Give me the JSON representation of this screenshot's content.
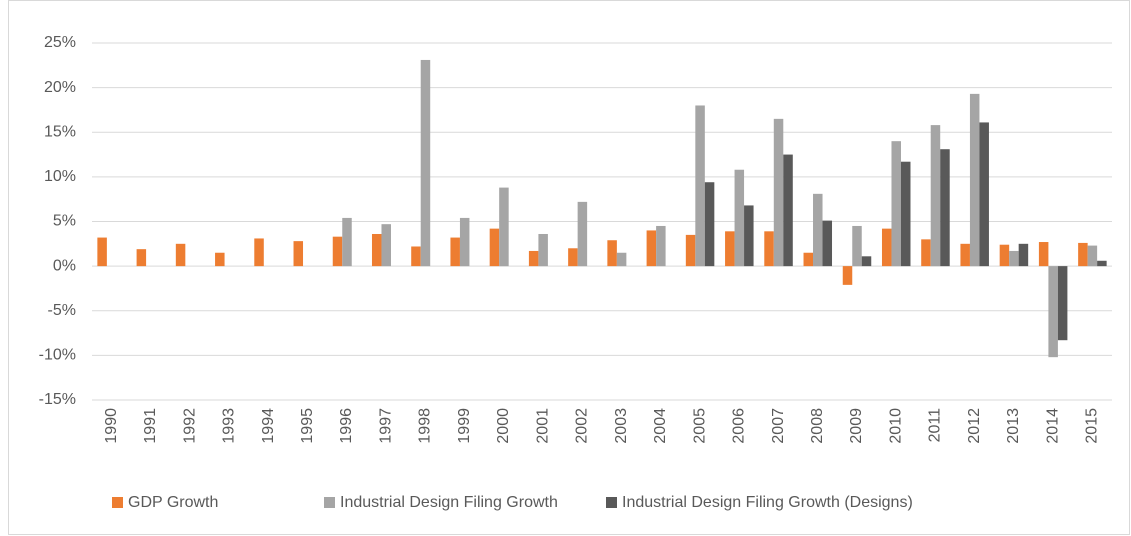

* * *

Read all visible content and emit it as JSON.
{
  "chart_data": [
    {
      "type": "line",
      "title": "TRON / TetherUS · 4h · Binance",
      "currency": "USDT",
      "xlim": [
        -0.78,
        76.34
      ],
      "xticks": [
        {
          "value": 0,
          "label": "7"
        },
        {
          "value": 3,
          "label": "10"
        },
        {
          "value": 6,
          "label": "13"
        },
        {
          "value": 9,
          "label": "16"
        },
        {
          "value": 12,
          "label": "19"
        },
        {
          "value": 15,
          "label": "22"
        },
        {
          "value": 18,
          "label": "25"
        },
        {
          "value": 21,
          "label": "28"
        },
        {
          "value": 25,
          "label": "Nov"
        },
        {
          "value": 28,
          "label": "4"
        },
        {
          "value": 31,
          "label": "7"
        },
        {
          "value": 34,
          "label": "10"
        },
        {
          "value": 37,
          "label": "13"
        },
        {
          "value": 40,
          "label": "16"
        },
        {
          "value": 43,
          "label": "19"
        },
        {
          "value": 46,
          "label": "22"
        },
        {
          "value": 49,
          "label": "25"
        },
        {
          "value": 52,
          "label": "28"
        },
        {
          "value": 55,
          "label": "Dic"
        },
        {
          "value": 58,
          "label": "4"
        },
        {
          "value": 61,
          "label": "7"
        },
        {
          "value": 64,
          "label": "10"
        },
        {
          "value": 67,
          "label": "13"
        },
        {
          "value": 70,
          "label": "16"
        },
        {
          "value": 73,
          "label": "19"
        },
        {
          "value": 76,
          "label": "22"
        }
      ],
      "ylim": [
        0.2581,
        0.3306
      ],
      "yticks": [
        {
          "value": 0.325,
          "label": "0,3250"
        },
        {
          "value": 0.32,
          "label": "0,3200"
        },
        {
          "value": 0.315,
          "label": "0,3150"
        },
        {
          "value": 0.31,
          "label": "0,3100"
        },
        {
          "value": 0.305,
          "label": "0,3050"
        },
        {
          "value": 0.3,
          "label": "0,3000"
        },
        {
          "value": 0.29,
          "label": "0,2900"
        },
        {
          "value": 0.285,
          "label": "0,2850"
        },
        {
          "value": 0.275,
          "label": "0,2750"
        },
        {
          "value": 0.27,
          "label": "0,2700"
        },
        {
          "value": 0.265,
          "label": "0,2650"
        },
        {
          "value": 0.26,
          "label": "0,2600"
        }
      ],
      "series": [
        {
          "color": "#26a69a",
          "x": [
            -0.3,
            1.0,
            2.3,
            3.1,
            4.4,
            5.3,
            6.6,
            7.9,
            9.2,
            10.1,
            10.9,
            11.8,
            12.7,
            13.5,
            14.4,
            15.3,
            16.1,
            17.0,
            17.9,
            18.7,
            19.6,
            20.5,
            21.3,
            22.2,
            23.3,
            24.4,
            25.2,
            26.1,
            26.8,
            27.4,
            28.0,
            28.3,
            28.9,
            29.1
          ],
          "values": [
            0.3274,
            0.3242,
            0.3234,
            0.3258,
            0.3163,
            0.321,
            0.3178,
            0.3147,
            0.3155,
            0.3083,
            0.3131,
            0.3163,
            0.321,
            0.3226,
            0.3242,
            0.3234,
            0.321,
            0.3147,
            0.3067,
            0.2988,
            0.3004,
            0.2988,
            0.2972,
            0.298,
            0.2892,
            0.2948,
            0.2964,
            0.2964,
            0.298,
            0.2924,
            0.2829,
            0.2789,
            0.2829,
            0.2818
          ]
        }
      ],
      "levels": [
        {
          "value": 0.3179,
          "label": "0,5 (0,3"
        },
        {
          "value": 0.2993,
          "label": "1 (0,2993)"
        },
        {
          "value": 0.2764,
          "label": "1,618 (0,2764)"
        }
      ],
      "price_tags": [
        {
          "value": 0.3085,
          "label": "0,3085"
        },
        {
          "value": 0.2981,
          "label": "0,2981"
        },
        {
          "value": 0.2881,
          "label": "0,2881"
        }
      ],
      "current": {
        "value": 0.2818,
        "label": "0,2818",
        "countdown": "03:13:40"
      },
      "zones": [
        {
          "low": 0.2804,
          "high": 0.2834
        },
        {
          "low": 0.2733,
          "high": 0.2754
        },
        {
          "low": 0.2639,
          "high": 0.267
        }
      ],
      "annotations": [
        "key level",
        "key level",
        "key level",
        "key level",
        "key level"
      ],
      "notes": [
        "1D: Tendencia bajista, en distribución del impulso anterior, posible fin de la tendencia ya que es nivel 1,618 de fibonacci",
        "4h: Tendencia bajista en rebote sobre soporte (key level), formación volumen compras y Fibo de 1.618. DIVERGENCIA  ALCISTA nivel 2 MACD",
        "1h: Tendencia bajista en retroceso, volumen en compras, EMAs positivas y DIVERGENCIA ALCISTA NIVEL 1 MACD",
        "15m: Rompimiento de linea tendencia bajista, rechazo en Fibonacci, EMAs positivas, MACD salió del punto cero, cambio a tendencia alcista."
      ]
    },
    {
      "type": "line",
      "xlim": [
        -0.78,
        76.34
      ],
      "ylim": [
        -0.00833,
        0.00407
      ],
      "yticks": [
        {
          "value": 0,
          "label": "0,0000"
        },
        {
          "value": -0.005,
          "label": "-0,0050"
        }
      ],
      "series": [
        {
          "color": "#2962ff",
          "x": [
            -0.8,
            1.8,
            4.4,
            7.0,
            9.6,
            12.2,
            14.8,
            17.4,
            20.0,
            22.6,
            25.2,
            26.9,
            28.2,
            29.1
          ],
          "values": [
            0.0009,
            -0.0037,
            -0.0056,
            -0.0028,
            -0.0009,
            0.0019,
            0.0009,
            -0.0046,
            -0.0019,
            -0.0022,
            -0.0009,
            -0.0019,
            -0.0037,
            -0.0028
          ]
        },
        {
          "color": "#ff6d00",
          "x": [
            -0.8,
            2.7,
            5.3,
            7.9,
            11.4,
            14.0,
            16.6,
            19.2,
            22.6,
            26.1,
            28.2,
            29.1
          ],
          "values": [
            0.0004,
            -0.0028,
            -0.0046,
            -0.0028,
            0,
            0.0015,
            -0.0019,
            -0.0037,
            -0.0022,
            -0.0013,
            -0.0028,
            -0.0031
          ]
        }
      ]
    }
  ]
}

...

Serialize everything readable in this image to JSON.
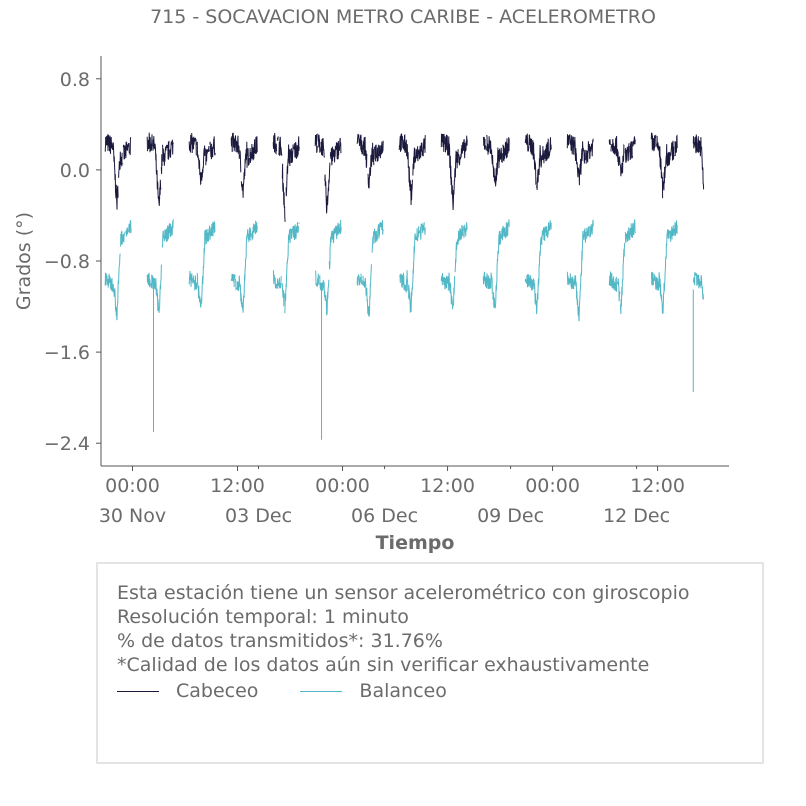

◆ WHAT YOU WILL DO ◆
Count each line above in which the string "this" appears, then state only the total.

◆ TASK RESPONSE ◆
2